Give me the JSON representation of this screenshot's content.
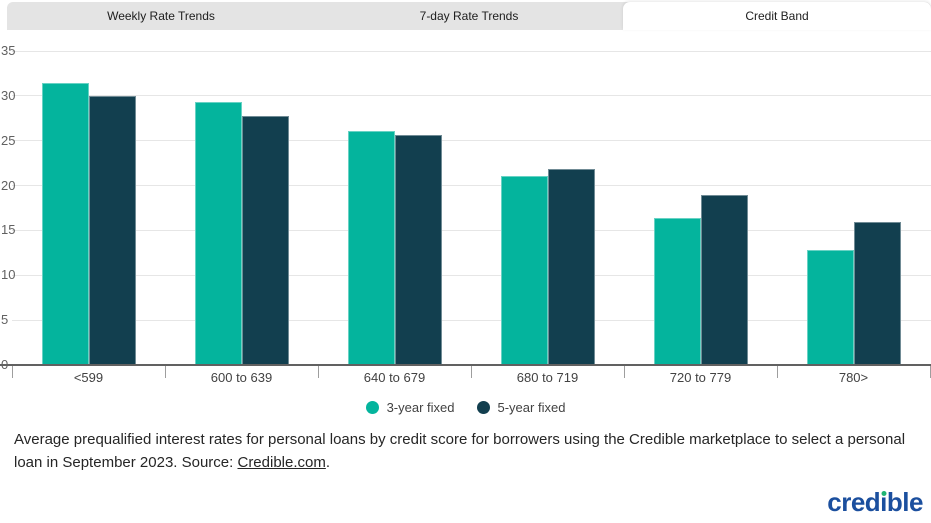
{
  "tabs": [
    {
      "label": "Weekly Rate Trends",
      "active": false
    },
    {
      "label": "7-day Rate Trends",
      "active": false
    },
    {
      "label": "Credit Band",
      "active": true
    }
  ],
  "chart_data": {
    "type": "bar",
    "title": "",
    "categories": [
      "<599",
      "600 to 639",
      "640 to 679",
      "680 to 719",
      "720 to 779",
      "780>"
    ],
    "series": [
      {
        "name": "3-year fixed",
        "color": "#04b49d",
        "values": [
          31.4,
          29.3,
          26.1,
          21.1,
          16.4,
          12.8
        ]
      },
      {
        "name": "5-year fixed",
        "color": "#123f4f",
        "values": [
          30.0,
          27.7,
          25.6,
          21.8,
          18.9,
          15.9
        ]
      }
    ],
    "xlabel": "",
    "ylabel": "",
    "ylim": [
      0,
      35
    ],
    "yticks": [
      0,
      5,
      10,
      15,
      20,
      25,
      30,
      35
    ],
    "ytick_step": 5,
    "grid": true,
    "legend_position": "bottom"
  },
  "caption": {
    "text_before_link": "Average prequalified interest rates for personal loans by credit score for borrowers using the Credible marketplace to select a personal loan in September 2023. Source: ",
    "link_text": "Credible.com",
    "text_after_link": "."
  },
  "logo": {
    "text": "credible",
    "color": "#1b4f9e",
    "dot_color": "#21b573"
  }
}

_WRITTEN REQUEST:_ Each entry above is to be written out again unchanged, apart from the pictures, which are left out.

_TASK OUTPUT:_
Give me the JSON representation of this screenshot's content.
{
  "tabs": [
    {
      "label": "Weekly Rate Trends",
      "active": false
    },
    {
      "label": "7-day Rate Trends",
      "active": false
    },
    {
      "label": "Credit Band",
      "active": true
    }
  ],
  "chart_data": {
    "type": "bar",
    "title": "",
    "categories": [
      "<599",
      "600 to 639",
      "640 to 679",
      "680 to 719",
      "720 to 779",
      "780>"
    ],
    "series": [
      {
        "name": "3-year fixed",
        "color": "#04b49d",
        "values": [
          31.4,
          29.3,
          26.1,
          21.1,
          16.4,
          12.8
        ]
      },
      {
        "name": "5-year fixed",
        "color": "#123f4f",
        "values": [
          30.0,
          27.7,
          25.6,
          21.8,
          18.9,
          15.9
        ]
      }
    ],
    "xlabel": "",
    "ylabel": "",
    "ylim": [
      0,
      35
    ],
    "yticks": [
      0,
      5,
      10,
      15,
      20,
      25,
      30,
      35
    ],
    "ytick_step": 5,
    "grid": true,
    "legend_position": "bottom"
  },
  "caption": {
    "text_before_link": "Average prequalified interest rates for personal loans by credit score for borrowers using the Credible marketplace to select a personal loan in September 2023. Source: ",
    "link_text": "Credible.com",
    "text_after_link": "."
  },
  "logo": {
    "text": "credible",
    "color": "#1b4f9e",
    "dot_color": "#21b573"
  }
}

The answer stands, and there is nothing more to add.